• _Goal 1_
Copy the passage on Sagay and the senate from "Sagay had also, in" up to and including "Electoral Commissioner nominees.".

• _Provided text_
^^^^^^^^^^^^^^^^

Sagay had also, in the same context, referred to senators as “childish and irresponsible” for rejecting the nomination of Mr Ibrahim Magu as substantive chairman of the Economic and Financial Crimes Commission (EFCC) and asking President Muhammadu Buhari to sack Magu from office within two weeks from Tuesday, March 28, 2017, following his rejection for the second time, as a condition to screen his (Buhari’s) 27 Resident Electoral Commissioner nominees.

Had Sagay been a private citizen, he would have gone away with the blue murder of denouncement, elegantly dressed in the garb of criticism.  But to be sure, Sagay holds a key appointment in the federal government.  Against this backdrop, therefore, the senate has refused to dismiss Sagay’s outlandish comments as mere criticism or expression of opinion.

The comments, made in his capacity as chairman of PACAC, remain weighty on the scale of perception and impression.  The perceptual process of decoding Sagay’s lines with the common errors of distortion has created the negative impression that the hands of some senators must have been caught in the cookie jars of crime; otherwise, he would not have come out smoking against the institution of the senate and its occupants in the manner he did.

^^^^^^^^^^^^^^^^

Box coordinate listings

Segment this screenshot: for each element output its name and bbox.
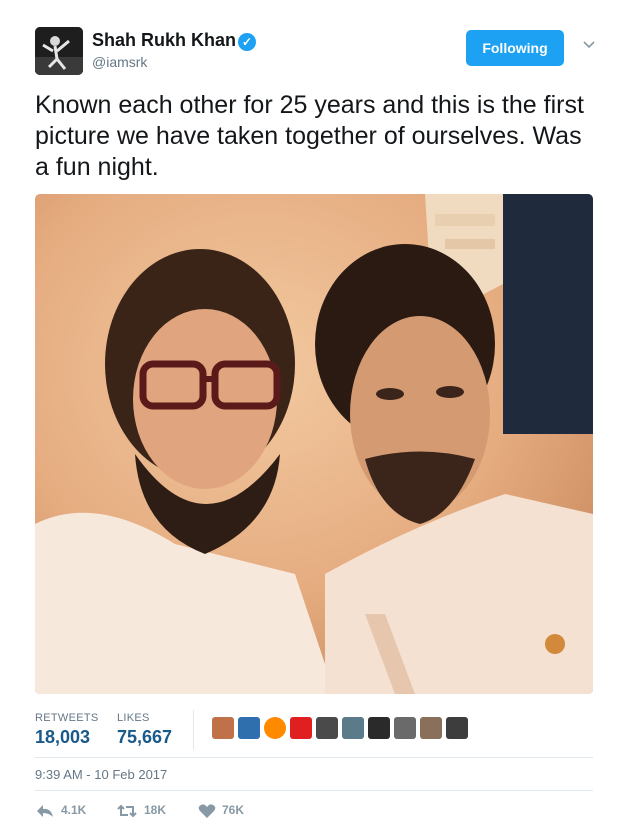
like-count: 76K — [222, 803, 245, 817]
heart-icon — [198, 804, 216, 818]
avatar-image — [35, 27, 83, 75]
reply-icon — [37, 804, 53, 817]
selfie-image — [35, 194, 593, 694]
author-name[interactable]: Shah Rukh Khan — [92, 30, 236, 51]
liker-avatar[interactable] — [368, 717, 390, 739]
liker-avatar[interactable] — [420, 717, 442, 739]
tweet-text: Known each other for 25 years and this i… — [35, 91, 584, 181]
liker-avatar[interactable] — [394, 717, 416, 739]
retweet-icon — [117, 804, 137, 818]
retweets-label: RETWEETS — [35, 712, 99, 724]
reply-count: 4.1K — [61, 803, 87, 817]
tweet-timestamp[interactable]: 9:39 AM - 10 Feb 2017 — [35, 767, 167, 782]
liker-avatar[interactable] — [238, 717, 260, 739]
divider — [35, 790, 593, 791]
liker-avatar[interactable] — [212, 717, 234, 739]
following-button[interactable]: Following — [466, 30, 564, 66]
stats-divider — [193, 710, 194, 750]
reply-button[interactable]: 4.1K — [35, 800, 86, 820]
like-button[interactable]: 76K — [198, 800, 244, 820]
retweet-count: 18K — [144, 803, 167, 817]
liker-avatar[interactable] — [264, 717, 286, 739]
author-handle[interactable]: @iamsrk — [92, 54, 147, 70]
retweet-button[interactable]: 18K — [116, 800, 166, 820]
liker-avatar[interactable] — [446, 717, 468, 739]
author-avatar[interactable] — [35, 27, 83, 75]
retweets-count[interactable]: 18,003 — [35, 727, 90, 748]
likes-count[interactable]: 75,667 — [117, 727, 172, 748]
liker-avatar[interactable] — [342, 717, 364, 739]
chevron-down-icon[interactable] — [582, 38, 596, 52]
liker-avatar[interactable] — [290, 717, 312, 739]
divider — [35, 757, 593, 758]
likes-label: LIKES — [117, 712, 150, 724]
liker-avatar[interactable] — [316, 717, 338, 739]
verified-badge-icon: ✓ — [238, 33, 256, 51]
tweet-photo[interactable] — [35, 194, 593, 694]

^^^^^^^^^^^^^^^^

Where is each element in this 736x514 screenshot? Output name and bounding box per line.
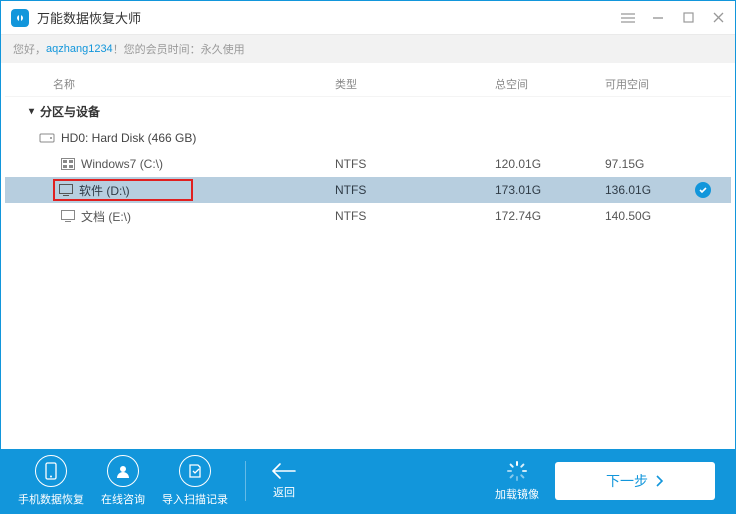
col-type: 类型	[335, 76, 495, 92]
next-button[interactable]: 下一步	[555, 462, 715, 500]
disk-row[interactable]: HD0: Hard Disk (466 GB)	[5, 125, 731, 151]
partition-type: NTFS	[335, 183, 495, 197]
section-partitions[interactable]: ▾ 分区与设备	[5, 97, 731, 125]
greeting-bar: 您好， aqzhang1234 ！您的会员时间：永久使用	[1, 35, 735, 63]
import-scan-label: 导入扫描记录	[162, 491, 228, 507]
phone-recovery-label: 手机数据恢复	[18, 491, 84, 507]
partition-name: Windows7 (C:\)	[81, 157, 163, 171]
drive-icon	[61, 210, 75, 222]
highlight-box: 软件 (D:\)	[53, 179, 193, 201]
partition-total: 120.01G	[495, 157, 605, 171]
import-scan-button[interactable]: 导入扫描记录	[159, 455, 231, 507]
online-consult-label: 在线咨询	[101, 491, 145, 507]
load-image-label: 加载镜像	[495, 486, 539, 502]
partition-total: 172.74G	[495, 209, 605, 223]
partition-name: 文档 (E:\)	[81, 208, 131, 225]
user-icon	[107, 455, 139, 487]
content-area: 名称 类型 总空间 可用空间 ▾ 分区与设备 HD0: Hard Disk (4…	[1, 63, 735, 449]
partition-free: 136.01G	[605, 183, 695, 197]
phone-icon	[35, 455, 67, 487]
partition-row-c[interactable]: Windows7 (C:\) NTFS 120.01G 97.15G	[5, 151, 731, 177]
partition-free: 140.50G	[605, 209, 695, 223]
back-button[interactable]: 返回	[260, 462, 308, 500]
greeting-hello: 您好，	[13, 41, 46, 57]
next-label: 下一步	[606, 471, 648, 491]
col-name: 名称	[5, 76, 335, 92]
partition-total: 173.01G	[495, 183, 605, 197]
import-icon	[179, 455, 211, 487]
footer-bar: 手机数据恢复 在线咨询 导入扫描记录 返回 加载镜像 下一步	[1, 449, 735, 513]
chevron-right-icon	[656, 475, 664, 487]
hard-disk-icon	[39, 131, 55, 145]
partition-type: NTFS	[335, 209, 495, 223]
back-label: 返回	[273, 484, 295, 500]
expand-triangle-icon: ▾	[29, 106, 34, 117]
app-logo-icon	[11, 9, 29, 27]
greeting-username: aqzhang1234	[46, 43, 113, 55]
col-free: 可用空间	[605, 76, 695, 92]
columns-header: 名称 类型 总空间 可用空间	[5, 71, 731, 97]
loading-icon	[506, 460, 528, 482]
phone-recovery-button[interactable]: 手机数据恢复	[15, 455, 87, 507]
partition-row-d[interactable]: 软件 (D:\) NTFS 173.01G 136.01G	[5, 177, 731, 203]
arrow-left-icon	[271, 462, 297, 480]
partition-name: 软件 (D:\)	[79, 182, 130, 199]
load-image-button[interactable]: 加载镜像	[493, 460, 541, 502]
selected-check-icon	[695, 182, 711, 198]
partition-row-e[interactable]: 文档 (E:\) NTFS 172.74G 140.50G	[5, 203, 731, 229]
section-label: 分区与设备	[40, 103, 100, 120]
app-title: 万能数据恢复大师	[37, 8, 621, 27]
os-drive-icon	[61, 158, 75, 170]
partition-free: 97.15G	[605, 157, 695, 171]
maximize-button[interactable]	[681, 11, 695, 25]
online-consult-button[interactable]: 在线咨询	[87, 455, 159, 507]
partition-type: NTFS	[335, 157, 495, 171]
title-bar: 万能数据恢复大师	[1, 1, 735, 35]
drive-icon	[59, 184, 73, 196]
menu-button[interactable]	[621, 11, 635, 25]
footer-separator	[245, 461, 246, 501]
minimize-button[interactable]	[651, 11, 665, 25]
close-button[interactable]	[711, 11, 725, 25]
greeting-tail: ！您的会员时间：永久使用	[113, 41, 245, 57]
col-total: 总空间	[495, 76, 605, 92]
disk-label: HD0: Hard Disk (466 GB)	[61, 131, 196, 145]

^^^^^^^^^^^^^^^^

• _Goal 2_
In the box coordinate listings, switch "partition-name" to "volume-name" in the lines from the line with "76, 495, 92]" up to and including the line with "455, 139, 487]", and return only those lines.

• _Worked solution 1_
Sagay had also, in the same context, referred to senators as “childish and irresponsible” for rejecting the nomination of Mr Ibrahim Magu as substantive chairman of the Economic and Financial Crimes Commission (EFCC) and asking President Muhammadu Buhari to sack Magu from office within two weeks from Tuesday, March 28, 2017, following his rejection for the second time, as a condition to screen his (Buhari’s) 27 Resident Electoral Commissioner nominees.

• _Worked solution 2_
col-type: 类型	[335, 76, 495, 92]
next-button[interactable]: 下一步	[555, 462, 715, 500]
disk-row[interactable]: HD0: Hard Disk (466 GB)	[5, 125, 731, 151]
partition-type: NTFS	[335, 183, 495, 197]
section-partitions[interactable]: ▾ 分区与设备	[5, 97, 731, 125]
greeting-bar: 您好， aqzhang1234 ！您的会员时间：永久使用	[1, 35, 735, 63]
import-scan-label: 导入扫描记录	[162, 491, 228, 507]
phone-recovery-label: 手机数据恢复	[18, 491, 84, 507]
volume-name: Windows7 (C:\)	[81, 157, 163, 171]
drive-icon	[61, 210, 75, 222]
highlight-box: 软件 (D:\)	[53, 179, 193, 201]
partition-total: 120.01G	[495, 157, 605, 171]
import-scan-button[interactable]: 导入扫描记录	[159, 455, 231, 507]
online-consult-label: 在线咨询	[101, 491, 145, 507]
load-image-label: 加载镜像	[495, 486, 539, 502]
partition-total: 172.74G	[495, 209, 605, 223]
volume-name: 文档 (E:\)	[81, 208, 131, 225]
user-icon	[107, 455, 139, 487]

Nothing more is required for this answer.